Data in this exercise |
## BEGIN

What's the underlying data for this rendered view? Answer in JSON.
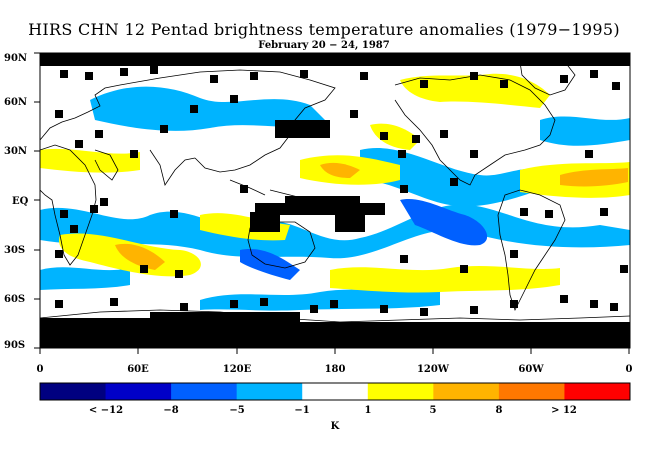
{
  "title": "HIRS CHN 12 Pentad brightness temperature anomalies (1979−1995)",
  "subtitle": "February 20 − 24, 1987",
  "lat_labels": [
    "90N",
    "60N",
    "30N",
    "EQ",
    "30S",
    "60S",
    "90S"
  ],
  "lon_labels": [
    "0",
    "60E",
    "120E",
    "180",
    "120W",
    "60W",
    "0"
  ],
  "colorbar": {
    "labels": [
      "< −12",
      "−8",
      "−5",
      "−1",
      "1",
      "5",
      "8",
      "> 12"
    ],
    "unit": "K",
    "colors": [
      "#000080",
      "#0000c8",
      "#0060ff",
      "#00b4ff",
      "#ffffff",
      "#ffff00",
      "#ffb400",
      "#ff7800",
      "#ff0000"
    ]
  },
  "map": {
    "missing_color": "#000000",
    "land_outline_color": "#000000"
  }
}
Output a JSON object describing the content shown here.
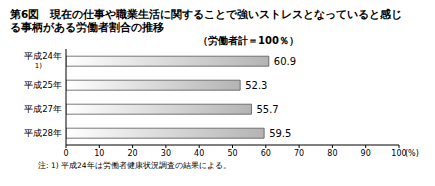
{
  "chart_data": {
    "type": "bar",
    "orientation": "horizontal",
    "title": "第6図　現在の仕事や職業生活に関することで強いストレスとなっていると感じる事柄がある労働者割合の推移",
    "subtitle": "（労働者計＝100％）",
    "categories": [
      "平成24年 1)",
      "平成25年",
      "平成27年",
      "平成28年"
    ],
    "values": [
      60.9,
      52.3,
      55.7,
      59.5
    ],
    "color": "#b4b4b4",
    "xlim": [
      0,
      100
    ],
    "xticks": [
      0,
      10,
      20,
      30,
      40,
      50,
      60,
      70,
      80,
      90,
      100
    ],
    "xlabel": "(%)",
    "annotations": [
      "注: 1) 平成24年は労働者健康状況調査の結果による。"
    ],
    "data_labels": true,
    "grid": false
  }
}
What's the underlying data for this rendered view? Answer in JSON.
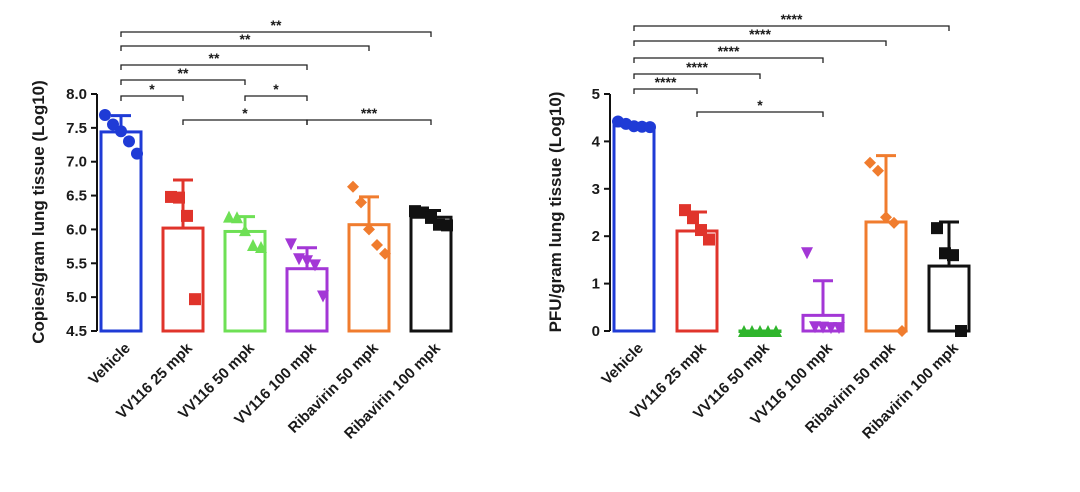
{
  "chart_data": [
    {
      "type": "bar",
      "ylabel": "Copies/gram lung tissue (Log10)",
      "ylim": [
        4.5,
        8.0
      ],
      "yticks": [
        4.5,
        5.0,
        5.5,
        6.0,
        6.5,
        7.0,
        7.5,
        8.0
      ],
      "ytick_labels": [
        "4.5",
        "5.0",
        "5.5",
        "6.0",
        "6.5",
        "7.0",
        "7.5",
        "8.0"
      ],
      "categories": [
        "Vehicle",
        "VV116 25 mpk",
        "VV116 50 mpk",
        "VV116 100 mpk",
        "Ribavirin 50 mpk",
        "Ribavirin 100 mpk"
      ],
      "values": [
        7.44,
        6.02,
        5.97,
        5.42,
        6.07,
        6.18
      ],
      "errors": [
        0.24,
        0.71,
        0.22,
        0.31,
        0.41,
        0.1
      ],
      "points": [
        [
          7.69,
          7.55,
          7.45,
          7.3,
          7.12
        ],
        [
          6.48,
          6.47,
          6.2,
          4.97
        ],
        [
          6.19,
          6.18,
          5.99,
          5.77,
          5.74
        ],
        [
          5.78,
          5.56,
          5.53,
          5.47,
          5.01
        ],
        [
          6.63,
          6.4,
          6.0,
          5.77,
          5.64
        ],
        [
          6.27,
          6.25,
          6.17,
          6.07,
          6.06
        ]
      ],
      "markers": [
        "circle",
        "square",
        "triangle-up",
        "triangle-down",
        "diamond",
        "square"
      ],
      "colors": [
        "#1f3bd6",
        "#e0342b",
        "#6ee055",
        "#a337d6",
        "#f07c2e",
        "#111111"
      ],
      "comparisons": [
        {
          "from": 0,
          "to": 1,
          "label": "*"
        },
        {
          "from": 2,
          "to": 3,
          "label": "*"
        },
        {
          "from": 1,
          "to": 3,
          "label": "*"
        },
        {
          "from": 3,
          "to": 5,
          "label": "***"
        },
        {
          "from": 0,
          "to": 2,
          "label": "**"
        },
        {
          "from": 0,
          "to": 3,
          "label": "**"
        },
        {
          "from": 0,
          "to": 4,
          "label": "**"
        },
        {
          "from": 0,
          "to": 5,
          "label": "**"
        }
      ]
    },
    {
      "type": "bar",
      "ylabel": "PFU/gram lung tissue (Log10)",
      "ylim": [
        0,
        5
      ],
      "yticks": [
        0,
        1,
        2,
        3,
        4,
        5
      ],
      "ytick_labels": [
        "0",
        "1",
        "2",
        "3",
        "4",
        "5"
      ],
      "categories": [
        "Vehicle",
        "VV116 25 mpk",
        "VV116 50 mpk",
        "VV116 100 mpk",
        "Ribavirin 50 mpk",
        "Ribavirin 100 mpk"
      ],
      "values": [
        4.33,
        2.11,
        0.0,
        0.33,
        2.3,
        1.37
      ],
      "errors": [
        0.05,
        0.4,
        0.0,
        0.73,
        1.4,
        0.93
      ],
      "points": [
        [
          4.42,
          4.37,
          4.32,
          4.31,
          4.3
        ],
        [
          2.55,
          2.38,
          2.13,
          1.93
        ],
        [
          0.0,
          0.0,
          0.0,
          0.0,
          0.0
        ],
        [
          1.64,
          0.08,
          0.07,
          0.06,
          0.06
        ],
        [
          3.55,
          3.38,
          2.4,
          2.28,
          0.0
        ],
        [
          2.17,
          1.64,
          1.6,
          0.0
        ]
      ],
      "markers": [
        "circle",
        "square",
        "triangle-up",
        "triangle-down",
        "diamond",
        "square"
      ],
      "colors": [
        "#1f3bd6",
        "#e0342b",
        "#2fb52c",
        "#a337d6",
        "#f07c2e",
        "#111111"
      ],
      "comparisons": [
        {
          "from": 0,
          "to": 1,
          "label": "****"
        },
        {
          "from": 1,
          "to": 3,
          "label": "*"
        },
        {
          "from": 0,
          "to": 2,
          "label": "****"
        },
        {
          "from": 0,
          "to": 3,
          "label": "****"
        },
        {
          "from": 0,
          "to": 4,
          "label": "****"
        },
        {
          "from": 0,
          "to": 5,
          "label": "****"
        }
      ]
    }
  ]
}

## END

The exercise |
Of the lines in the data, how many contain the word "tissue"? Provide the number and nothing further.

Task solution |
2